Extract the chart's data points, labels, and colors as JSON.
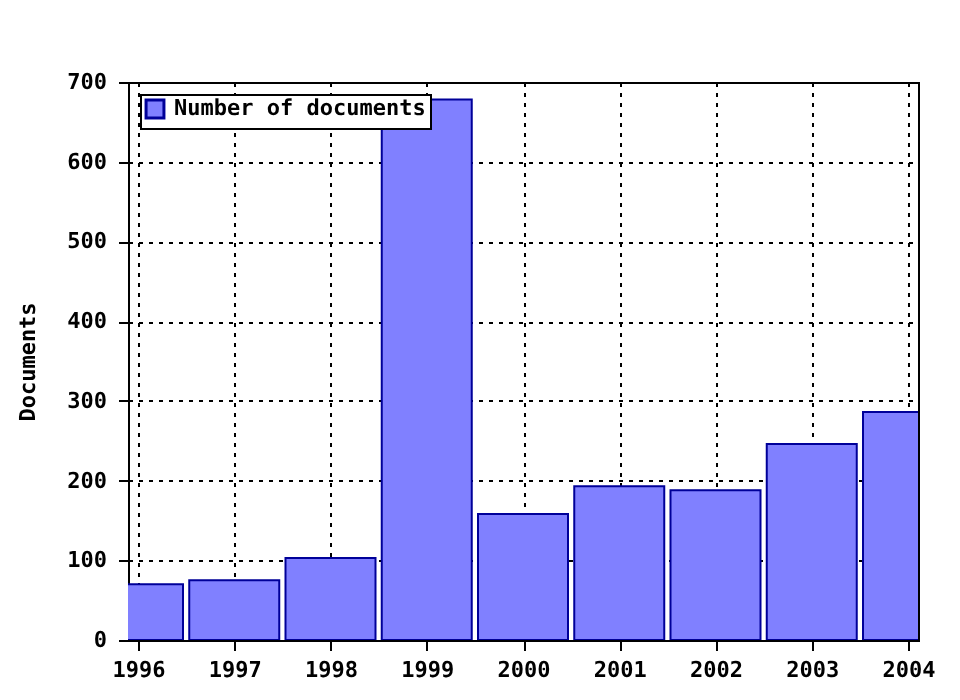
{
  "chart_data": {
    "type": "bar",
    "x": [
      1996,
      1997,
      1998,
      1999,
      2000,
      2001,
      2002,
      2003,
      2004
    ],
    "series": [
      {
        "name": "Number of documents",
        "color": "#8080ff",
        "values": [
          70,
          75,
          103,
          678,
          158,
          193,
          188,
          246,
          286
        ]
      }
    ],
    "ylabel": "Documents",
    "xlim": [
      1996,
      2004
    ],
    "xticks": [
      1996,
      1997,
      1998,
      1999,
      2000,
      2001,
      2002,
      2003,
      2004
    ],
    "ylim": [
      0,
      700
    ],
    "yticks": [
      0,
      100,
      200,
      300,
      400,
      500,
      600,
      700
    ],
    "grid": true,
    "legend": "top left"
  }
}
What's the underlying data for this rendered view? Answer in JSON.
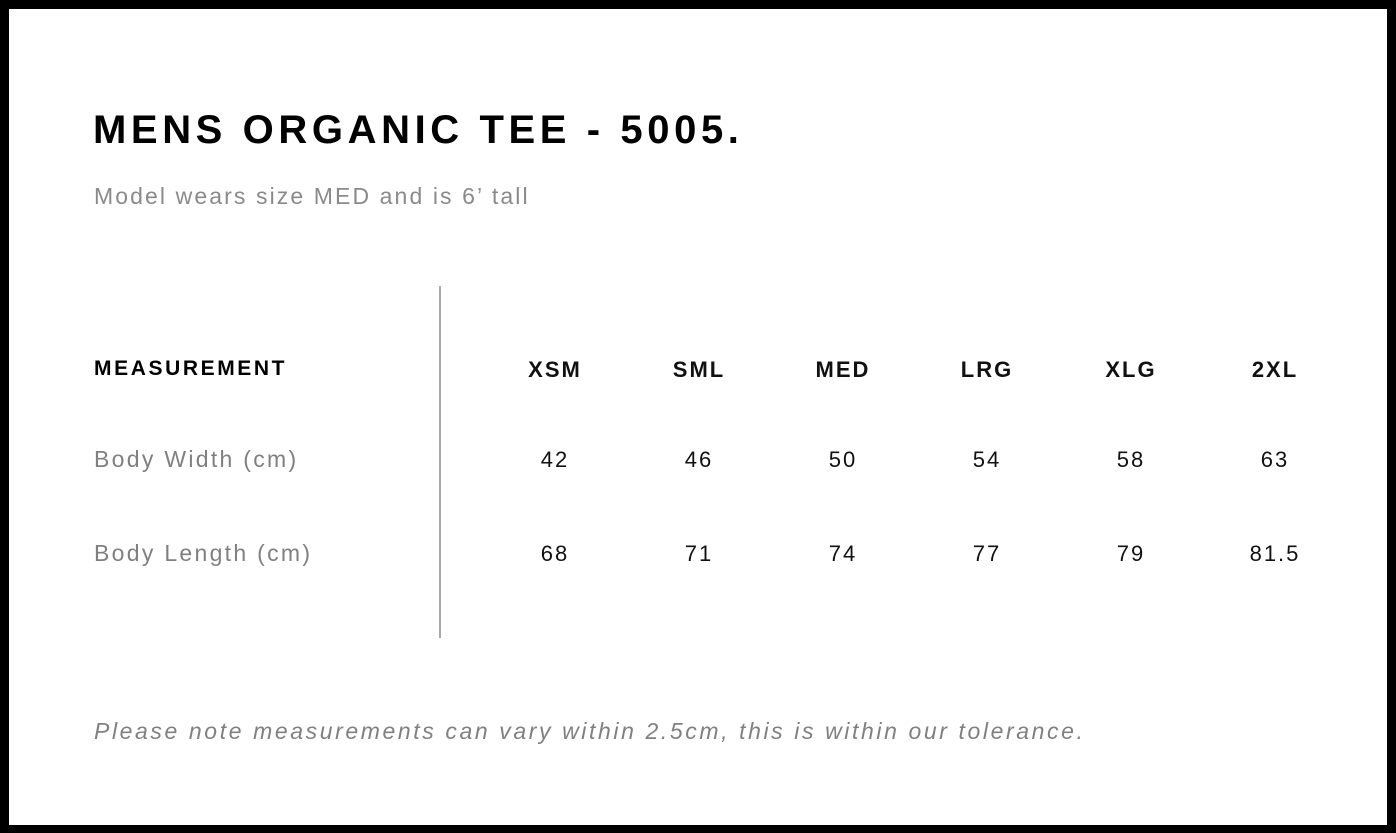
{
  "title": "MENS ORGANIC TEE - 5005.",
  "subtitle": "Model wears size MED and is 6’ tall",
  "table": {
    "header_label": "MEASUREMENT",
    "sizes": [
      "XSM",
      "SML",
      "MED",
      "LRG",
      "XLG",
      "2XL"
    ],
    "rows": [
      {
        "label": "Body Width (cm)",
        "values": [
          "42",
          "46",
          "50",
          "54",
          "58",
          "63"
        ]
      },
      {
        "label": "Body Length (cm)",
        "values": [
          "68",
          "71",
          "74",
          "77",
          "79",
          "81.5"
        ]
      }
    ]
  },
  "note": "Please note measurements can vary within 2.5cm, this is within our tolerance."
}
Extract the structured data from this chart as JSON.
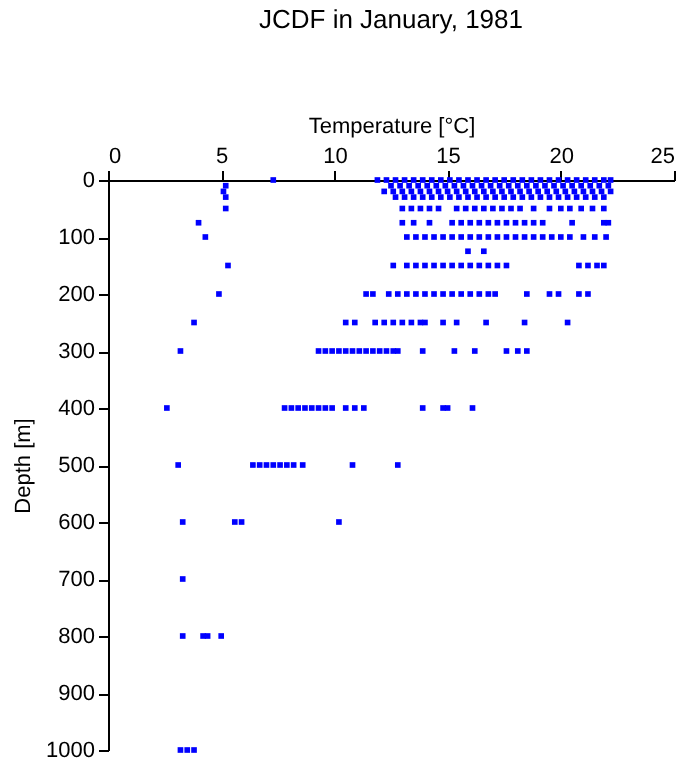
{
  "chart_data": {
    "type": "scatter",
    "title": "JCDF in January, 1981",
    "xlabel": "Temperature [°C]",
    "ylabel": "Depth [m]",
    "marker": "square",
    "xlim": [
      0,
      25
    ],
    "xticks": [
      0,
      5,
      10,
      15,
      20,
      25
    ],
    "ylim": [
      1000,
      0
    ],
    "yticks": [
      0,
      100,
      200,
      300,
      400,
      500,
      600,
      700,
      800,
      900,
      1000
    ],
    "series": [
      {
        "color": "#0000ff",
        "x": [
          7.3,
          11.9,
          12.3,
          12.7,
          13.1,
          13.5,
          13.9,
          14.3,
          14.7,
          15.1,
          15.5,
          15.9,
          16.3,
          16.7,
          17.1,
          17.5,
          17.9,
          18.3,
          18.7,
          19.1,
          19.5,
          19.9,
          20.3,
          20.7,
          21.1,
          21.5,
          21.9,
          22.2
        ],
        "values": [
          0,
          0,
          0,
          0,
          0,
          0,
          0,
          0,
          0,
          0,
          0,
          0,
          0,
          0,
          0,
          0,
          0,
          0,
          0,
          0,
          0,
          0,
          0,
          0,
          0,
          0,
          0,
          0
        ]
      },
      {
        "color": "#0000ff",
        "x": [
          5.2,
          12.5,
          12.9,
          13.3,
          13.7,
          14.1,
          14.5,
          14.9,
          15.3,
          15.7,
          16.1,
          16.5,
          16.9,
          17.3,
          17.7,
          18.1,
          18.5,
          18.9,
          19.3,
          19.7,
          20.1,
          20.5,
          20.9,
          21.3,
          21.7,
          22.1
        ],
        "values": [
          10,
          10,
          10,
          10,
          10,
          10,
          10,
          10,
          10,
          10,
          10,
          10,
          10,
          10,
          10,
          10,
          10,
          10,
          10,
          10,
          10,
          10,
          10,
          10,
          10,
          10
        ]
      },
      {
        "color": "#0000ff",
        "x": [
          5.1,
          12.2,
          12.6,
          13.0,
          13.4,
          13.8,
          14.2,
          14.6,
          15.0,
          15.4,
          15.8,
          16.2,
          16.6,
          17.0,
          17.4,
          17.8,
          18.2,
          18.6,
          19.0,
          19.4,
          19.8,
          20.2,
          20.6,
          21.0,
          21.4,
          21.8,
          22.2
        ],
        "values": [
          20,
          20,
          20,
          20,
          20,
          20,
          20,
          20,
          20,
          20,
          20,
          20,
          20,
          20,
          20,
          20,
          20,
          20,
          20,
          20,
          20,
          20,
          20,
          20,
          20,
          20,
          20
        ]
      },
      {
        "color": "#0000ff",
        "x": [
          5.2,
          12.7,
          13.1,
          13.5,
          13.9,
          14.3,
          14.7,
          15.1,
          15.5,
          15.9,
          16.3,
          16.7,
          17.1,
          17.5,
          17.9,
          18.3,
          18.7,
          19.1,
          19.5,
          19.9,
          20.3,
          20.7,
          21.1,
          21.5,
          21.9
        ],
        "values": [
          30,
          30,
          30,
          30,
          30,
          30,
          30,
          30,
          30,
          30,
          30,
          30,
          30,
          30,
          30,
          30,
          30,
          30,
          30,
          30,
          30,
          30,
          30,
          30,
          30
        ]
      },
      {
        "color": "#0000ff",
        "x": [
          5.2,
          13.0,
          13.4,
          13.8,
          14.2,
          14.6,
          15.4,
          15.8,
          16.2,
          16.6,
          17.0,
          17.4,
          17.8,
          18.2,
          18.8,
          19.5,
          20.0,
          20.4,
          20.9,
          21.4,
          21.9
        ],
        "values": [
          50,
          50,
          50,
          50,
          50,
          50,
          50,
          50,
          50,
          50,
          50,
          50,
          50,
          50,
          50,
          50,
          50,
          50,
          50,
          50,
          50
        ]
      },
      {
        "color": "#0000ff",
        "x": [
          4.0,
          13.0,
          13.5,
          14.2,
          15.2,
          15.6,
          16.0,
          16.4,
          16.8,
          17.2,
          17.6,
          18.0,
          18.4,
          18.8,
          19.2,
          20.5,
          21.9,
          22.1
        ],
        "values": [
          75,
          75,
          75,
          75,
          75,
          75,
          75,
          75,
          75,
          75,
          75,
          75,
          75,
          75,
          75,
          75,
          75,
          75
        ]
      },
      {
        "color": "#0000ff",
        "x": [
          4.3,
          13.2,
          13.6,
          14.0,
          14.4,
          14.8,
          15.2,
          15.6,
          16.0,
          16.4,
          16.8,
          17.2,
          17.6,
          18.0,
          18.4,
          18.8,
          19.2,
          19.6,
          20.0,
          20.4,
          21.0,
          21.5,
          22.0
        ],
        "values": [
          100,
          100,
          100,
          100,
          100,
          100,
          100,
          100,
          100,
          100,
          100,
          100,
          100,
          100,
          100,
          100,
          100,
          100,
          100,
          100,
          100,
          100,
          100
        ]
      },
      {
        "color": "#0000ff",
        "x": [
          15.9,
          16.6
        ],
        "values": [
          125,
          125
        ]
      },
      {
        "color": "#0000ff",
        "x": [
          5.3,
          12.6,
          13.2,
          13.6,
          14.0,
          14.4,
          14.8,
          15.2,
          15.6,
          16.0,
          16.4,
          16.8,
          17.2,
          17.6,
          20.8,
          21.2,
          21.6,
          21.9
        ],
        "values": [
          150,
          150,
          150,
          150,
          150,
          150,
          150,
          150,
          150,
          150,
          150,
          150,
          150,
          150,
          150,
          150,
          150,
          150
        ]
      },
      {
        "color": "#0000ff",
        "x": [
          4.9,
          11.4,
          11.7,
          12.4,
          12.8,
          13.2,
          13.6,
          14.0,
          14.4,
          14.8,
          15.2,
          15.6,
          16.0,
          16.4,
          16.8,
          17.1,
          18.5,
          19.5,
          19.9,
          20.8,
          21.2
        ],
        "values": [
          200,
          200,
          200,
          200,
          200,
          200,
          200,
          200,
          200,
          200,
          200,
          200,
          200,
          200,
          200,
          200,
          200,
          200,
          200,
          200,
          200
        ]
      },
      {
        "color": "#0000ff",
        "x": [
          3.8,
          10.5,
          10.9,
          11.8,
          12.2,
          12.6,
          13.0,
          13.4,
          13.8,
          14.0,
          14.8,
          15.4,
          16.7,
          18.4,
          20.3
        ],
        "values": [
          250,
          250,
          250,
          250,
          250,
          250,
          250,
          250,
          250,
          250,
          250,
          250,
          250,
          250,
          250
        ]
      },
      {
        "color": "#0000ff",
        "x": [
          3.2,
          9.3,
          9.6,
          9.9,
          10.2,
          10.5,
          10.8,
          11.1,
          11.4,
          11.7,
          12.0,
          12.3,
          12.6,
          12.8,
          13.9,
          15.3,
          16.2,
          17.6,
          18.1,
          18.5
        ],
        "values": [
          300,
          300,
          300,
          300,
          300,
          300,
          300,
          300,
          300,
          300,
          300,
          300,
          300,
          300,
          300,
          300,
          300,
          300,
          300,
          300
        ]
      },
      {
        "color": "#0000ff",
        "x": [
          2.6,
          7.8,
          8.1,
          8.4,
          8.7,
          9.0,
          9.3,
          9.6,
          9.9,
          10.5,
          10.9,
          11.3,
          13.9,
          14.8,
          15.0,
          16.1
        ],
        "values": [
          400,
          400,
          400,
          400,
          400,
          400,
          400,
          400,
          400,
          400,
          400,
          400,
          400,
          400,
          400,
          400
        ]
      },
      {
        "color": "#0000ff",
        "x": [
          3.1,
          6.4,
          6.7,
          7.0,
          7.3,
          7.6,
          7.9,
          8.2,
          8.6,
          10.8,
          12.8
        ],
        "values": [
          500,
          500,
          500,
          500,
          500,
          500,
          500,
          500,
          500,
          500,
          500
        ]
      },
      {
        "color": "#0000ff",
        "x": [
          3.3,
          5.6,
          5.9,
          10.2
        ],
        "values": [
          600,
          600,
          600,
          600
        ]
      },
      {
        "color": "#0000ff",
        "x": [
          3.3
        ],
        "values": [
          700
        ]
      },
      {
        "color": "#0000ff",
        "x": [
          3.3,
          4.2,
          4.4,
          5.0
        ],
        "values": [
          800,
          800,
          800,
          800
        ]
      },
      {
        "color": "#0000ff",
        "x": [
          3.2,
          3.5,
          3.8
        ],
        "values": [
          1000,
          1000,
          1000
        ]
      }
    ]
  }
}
____
● What is needed: Locate all lines in the listing above with the word "this" and copy them.

● Task answer:
What's the underlying data for this rendered view? Answer in JSON.
  "note": "Please note measurements can vary within 2.5cm, this is within our tolerance."
Extract the structured data from this chart as JSON.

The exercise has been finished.